═══ Excerpted data

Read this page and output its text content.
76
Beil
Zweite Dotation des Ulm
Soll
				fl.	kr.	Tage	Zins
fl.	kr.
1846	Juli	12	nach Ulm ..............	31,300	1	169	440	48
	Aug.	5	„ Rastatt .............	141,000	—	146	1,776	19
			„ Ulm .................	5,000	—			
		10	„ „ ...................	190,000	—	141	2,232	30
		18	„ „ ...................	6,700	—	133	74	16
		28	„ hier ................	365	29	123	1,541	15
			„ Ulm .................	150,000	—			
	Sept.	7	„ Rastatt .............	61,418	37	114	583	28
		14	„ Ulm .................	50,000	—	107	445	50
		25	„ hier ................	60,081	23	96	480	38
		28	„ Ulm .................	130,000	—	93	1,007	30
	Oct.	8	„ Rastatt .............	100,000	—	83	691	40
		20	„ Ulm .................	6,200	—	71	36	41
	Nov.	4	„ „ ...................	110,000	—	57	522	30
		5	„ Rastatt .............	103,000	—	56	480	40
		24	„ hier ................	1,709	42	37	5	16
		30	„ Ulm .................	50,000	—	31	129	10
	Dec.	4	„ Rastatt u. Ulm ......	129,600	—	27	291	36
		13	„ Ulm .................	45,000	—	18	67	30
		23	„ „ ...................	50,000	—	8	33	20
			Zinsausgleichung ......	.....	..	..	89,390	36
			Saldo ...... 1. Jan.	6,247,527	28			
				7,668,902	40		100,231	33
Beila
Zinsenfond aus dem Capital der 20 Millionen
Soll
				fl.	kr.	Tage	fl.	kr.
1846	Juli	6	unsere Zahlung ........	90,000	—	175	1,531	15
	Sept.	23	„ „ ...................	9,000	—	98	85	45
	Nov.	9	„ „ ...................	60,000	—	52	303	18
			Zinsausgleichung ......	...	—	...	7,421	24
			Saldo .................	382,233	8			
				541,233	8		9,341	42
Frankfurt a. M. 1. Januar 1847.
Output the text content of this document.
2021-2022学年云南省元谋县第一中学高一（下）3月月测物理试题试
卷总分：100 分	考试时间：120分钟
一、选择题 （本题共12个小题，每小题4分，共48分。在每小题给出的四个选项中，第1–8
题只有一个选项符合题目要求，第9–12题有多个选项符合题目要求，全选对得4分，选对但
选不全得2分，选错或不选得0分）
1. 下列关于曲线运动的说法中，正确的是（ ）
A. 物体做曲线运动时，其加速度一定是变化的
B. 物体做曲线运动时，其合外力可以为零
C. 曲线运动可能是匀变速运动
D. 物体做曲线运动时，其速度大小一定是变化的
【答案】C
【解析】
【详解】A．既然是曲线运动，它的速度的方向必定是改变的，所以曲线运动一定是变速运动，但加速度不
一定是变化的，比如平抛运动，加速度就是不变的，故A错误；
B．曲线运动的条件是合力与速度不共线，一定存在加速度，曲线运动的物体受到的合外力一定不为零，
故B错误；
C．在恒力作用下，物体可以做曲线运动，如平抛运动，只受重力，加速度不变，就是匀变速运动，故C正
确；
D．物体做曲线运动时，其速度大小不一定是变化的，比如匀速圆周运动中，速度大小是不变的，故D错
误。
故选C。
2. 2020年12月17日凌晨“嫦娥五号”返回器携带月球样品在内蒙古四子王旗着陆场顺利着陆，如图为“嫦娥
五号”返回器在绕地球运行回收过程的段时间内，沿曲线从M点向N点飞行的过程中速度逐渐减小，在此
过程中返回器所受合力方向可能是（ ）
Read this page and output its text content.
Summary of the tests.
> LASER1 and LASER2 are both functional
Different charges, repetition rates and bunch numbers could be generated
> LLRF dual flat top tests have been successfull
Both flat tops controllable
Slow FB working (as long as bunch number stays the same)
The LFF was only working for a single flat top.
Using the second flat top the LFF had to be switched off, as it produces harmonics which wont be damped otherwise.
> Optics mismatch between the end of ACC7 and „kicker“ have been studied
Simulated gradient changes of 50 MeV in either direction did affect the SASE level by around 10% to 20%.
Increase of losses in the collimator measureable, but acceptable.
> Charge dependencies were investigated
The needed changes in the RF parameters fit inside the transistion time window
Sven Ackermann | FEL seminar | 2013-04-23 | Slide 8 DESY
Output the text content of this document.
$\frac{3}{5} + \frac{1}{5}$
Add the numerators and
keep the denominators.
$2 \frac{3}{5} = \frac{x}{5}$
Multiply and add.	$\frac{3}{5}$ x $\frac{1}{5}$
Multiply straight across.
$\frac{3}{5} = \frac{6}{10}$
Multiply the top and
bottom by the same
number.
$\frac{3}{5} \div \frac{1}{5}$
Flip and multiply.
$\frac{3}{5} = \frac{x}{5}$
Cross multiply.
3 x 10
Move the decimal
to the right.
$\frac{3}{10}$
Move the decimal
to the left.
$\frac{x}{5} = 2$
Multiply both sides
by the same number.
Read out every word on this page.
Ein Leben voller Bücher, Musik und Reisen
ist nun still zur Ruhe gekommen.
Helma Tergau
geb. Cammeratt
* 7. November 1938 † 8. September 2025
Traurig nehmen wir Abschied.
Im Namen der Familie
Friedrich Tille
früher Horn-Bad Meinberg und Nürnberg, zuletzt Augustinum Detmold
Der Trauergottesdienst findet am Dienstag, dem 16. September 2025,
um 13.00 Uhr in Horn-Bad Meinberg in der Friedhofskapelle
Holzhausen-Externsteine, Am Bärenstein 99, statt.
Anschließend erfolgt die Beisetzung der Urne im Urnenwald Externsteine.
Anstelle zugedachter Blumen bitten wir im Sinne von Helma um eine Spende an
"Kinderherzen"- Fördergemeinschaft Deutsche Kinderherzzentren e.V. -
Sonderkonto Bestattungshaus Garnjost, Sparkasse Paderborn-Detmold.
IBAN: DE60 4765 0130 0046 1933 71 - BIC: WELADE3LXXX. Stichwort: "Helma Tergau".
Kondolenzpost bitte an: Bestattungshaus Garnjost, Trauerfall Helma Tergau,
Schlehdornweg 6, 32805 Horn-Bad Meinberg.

══════

Find every line in the records above that contains the word "working", and copy each one.

**Exercise result**
Slow FB working (as long as bunch number stays the same)
The LFF was only working for a single flat top.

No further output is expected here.